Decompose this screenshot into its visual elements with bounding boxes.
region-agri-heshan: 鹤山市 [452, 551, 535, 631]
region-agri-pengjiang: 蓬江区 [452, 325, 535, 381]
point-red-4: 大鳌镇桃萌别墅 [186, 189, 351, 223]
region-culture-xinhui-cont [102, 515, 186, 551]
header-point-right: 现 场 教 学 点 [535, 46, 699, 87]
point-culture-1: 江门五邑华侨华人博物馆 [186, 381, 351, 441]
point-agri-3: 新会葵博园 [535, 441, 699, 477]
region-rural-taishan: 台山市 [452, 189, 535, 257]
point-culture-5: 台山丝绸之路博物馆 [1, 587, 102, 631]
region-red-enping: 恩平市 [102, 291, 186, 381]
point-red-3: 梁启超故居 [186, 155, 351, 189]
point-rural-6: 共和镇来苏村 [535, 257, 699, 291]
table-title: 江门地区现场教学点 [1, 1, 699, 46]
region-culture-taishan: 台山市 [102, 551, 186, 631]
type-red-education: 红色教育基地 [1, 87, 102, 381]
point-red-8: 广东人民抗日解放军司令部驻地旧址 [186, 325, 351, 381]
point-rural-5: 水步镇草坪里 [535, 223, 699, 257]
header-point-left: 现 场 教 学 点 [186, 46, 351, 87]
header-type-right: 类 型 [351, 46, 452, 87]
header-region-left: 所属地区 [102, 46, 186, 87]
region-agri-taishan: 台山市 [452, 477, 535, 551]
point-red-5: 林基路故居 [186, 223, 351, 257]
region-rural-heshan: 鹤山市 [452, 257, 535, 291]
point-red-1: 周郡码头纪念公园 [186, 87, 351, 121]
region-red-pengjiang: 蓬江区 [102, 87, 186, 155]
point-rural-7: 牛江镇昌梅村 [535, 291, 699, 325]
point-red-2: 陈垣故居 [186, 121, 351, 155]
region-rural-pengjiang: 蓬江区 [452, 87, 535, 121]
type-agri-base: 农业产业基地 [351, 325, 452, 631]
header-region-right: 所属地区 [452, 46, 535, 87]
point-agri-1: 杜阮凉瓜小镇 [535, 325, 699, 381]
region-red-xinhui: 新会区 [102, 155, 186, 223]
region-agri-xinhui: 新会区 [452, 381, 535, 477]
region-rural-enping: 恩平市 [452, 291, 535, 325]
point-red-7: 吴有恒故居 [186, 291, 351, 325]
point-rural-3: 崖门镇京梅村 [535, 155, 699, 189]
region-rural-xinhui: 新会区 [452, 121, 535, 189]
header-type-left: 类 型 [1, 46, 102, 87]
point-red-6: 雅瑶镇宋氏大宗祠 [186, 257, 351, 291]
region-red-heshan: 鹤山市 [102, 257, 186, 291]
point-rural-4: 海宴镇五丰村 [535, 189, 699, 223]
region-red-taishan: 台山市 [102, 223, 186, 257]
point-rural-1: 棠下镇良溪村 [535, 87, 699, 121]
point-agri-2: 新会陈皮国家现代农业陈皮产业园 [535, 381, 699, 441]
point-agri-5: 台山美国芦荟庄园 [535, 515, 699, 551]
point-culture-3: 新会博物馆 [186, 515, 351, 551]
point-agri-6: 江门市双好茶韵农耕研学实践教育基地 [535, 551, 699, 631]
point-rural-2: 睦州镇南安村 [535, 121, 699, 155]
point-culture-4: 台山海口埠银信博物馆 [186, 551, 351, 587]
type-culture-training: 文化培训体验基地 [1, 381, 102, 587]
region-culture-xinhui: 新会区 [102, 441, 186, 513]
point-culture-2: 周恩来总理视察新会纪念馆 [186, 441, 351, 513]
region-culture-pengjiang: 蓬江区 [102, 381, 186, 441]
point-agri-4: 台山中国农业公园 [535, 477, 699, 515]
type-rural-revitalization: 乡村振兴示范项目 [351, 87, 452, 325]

....................

* What is needed *
Rewrite every one of the rows above as a numbered list with one row per item, leaving out any blank lines.

* Right answer *
1. Decompose this screenshot into its visual elements with bounding boxes.
2. region-agri-heshan: 鹤山市 [452, 551, 535, 631]
3. region-agri-pengjiang: 蓬江区 [452, 325, 535, 381]
4. point-red-4: 大鳌镇桃萌别墅 [186, 189, 351, 223]
5. region-culture-xinhui-cont [102, 515, 186, 551]
6. header-point-right: 现 场 教 学 点 [535, 46, 699, 87]
7. point-culture-1: 江门五邑华侨华人博物馆 [186, 381, 351, 441]
8. point-agri-3: 新会葵博园 [535, 441, 699, 477]
9. region-rural-taishan: 台山市 [452, 189, 535, 257]
10. point-culture-5: 台山丝绸之路博物馆 [1, 587, 102, 631]
11. region-red-enping: 恩平市 [102, 291, 186, 381]
12. point-red-3: 梁启超故居 [186, 155, 351, 189]
13. point-rural-6: 共和镇来苏村 [535, 257, 699, 291]
14. table-title: 江门地区现场教学点 [1, 1, 699, 46]
15. region-culture-taishan: 台山市 [102, 551, 186, 631]
16. type-red-education: 红色教育基地 [1, 87, 102, 381]
17. point-red-8: 广东人民抗日解放军司令部驻地旧址 [186, 325, 351, 381]
18. point-rural-5: 水步镇草坪里 [535, 223, 699, 257]
19. header-point-left: 现 场 教 学 点 [186, 46, 351, 87]
20. header-type-right: 类 型 [351, 46, 452, 87]
21. header-region-left: 所属地区 [102, 46, 186, 87]
22. region-agri-taishan: 台山市 [452, 477, 535, 551]
23. point-red-5: 林基路故居 [186, 223, 351, 257]
24. region-rural-heshan: 鹤山市 [452, 257, 535, 291]
25. point-red-1: 周郡码头纪念公园 [186, 87, 351, 121]
26. region-red-pengjiang: 蓬江区 [102, 87, 186, 155]
27. point-rural-7: 牛江镇昌梅村 [535, 291, 699, 325]
28. point-red-2: 陈垣故居 [186, 121, 351, 155]
29. region-rural-pengjiang: 蓬江区 [452, 87, 535, 121]
30. type-agri-base: 农业产业基地 [351, 325, 452, 631]
31. header-region-right: 所属地区 [452, 46, 535, 87]
32. point-agri-1: 杜阮凉瓜小镇 [535, 325, 699, 381]
33. region-red-xinhui: 新会区 [102, 155, 186, 223]
34. region-agri-xinhui: 新会区 [452, 381, 535, 477]
35. region-rural-enping: 恩平市 [452, 291, 535, 325]
36. point-red-7: 吴有恒故居 [186, 291, 351, 325]
37. point-rural-3: 崖门镇京梅村 [535, 155, 699, 189]
38. region-rural-xinhui: 新会区 [452, 121, 535, 189]
39. header-type-left: 类 型 [1, 46, 102, 87]
40. point-red-6: 雅瑶镇宋氏大宗祠 [186, 257, 351, 291]
41. region-red-heshan: 鹤山市 [102, 257, 186, 291]
42. point-rural-4: 海宴镇五丰村 [535, 189, 699, 223]
43. region-red-taishan: 台山市 [102, 223, 186, 257]
44. point-rural-1: 棠下镇良溪村 [535, 87, 699, 121]
45. point-agri-2: 新会陈皮国家现代农业陈皮产业园 [535, 381, 699, 441]
46. point-agri-5: 台山美国芦荟庄园 [535, 515, 699, 551]
47. point-culture-3: 新会博物馆 [186, 515, 351, 551]
48. point-agri-6: 江门市双好茶韵农耕研学实践教育基地 [535, 551, 699, 631]
49. point-rural-2: 睦州镇南安村 [535, 121, 699, 155]
50. point-culture-4: 台山海口埠银信博物馆 [186, 551, 351, 587]
51. type-culture-training: 文化培训体验基地 [1, 381, 102, 587]
52. region-culture-xinhui: 新会区 [102, 441, 186, 513]
53. point-culture-2: 周恩来总理视察新会纪念馆 [186, 441, 351, 513]
54. region-culture-pengjiang: 蓬江区 [102, 381, 186, 441]
55. point-agri-4: 台山中国农业公园 [535, 477, 699, 515]
56. type-rural-revitalization: 乡村振兴示范项目 [351, 87, 452, 325]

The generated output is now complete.